+++ Extracted material +++
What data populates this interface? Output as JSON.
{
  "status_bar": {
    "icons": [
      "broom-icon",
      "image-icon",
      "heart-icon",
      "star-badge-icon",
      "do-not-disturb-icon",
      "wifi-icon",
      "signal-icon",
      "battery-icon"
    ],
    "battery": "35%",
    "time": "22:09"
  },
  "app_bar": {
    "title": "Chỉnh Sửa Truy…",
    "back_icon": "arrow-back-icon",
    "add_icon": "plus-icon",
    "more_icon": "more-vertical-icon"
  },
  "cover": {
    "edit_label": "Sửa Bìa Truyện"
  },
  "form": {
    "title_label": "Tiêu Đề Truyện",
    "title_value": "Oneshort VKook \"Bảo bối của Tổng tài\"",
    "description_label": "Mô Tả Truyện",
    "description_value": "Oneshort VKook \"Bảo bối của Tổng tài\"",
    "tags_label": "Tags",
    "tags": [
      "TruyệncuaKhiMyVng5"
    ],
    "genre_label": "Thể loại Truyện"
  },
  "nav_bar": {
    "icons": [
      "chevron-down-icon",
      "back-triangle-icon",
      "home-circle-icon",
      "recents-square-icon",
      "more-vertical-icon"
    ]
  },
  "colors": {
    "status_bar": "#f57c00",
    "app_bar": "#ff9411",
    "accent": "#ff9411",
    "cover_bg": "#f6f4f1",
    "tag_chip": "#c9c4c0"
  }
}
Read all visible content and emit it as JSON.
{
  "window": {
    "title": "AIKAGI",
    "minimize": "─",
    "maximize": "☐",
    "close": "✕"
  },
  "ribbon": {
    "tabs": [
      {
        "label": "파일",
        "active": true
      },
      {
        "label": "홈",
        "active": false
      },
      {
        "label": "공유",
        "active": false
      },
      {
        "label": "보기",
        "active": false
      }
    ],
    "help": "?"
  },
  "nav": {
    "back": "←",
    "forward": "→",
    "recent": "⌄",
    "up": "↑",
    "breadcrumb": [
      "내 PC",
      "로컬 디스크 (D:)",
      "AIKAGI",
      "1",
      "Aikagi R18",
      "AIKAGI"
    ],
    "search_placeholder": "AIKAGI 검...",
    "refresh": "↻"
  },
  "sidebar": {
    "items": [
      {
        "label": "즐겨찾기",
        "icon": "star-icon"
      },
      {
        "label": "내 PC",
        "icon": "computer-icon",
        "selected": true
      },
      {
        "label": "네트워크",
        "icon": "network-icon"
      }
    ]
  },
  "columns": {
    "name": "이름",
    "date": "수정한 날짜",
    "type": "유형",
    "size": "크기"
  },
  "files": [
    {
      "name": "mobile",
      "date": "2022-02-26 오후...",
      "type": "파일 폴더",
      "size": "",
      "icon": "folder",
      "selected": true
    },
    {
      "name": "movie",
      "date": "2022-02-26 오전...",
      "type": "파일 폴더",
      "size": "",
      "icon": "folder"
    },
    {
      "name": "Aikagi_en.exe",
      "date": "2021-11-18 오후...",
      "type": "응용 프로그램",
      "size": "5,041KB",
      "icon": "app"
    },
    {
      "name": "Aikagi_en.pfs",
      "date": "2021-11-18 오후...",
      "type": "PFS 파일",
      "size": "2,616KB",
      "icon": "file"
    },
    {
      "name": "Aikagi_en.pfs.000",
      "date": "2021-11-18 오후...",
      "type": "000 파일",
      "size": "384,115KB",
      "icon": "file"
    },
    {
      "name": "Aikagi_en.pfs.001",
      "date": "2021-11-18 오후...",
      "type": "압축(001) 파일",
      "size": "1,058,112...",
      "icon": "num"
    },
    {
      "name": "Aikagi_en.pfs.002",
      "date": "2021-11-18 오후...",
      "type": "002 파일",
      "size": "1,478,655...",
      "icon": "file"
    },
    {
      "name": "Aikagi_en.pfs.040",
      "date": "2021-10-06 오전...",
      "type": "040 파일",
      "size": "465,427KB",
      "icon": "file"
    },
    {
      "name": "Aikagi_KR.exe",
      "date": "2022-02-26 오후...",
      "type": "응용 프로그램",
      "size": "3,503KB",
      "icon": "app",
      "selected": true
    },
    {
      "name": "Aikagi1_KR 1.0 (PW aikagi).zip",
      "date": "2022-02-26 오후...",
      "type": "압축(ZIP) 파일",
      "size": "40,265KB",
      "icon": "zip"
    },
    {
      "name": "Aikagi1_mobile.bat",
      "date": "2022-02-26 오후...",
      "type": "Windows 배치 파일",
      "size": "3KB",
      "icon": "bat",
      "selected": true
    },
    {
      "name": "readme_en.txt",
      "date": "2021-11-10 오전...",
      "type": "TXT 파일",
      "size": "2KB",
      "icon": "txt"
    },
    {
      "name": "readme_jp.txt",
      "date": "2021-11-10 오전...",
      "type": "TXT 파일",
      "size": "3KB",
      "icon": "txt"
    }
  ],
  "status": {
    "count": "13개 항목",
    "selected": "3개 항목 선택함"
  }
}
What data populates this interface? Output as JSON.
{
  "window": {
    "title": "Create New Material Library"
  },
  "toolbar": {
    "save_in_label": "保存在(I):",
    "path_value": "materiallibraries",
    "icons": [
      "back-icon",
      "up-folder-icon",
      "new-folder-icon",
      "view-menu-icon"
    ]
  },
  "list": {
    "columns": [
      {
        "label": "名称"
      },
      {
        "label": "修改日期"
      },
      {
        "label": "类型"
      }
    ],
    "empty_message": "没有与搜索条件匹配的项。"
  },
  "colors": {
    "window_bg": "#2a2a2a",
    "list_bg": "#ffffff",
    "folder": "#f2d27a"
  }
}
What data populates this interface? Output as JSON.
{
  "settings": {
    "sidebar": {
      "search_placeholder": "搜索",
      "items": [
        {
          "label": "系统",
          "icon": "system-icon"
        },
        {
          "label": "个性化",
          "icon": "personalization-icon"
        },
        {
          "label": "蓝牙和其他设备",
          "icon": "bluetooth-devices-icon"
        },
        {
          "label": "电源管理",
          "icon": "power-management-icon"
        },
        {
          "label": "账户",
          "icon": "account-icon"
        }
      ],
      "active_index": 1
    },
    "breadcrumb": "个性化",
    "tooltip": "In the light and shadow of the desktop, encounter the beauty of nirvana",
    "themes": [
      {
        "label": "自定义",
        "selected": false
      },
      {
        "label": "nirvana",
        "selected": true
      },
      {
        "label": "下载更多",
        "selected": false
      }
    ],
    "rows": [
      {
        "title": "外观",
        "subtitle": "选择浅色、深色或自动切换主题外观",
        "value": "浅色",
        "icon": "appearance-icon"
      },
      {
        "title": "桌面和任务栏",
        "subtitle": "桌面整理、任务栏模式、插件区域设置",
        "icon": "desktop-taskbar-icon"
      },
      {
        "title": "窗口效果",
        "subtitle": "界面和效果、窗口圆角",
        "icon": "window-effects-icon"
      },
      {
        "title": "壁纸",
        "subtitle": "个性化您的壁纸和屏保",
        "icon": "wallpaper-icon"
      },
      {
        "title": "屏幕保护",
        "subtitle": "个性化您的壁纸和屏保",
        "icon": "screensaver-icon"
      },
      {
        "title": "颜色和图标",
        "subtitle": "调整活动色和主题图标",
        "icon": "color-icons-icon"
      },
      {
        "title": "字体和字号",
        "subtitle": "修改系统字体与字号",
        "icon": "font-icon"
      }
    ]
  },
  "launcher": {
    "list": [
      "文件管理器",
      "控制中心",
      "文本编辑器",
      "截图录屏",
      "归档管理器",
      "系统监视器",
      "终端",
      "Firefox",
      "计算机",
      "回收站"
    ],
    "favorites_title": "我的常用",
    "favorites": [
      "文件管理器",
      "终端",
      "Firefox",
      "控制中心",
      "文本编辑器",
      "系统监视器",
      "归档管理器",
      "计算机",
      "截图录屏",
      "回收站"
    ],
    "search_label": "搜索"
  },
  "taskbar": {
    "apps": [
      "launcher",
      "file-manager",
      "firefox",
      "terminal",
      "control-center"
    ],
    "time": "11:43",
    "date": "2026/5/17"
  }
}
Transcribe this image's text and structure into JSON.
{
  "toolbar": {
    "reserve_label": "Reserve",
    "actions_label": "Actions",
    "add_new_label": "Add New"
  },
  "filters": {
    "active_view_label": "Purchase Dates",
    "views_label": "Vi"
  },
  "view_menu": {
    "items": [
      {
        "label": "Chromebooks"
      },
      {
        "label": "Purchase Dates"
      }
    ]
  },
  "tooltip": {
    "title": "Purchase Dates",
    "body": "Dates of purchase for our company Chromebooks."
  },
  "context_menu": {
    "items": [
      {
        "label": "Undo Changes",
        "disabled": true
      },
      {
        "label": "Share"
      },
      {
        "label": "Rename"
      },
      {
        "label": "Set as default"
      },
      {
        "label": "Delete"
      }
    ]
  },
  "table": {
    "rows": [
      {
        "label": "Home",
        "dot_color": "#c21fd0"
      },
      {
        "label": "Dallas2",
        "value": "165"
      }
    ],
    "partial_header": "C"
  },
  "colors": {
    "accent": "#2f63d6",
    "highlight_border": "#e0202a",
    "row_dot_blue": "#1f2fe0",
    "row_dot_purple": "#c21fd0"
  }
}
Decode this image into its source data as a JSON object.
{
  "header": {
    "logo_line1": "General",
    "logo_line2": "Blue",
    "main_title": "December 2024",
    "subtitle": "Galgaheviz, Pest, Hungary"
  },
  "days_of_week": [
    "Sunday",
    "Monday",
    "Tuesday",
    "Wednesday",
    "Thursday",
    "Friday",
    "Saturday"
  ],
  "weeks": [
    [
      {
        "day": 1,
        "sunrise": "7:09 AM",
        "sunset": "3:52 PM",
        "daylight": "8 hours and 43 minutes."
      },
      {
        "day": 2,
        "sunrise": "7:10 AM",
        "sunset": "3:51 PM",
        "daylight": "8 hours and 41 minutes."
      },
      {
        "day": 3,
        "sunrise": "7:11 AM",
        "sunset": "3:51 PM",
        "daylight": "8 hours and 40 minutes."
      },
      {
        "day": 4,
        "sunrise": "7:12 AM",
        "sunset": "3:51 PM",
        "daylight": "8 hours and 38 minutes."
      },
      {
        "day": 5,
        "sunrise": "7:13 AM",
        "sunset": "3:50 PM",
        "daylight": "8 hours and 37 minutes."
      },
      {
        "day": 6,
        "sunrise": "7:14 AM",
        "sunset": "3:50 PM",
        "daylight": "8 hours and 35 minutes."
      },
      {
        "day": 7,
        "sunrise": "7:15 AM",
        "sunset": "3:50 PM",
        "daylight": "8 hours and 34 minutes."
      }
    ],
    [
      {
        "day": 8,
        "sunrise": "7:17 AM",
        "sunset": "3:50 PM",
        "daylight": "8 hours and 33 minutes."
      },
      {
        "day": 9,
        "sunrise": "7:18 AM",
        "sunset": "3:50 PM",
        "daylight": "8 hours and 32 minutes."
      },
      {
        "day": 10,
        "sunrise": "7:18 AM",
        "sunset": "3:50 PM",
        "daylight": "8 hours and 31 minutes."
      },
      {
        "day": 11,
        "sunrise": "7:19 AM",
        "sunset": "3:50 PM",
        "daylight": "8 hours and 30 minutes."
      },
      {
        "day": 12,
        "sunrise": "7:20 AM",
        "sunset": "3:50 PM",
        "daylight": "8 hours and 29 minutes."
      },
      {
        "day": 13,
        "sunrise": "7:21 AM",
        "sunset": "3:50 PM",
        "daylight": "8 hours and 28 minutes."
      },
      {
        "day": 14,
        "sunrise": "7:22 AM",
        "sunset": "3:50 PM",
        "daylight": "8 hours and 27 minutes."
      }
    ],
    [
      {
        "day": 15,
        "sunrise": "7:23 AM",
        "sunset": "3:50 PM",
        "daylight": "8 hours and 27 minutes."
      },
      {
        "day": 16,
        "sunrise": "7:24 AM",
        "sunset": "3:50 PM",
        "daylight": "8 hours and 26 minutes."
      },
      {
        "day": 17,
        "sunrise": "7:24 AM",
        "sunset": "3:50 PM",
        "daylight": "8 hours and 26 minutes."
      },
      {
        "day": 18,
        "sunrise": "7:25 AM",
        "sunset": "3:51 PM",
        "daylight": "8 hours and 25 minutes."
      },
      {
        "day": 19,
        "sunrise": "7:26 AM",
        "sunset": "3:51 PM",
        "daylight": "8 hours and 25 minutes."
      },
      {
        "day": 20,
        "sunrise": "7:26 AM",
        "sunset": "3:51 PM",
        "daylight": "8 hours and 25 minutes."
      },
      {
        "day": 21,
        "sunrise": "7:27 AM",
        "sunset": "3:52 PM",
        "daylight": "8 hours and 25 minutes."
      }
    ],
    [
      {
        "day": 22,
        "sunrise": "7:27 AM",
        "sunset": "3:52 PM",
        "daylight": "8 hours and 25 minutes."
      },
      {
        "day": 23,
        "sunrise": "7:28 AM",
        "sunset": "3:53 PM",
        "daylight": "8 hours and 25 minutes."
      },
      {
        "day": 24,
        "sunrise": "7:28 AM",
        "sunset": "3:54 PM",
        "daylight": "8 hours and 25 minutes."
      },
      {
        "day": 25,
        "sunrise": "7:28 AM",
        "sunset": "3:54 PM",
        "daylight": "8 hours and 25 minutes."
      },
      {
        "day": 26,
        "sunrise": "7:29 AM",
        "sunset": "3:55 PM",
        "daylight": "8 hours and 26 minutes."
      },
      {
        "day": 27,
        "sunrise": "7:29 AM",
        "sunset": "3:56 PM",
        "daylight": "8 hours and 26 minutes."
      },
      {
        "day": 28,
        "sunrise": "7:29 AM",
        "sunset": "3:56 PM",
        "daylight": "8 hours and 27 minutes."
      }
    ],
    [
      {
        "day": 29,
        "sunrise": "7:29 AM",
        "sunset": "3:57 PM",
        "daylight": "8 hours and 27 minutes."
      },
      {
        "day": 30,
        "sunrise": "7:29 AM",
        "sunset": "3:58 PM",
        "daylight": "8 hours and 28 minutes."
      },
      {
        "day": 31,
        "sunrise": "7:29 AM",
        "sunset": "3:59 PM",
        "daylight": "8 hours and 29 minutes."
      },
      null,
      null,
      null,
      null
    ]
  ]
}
+++
◆ Request
Show the lines that mention the word "back".

◆ Answer to this exercise
    "back_icon": "arrow-back-icon",
      "back-triangle-icon",
    "back": "←",
      "back-icon",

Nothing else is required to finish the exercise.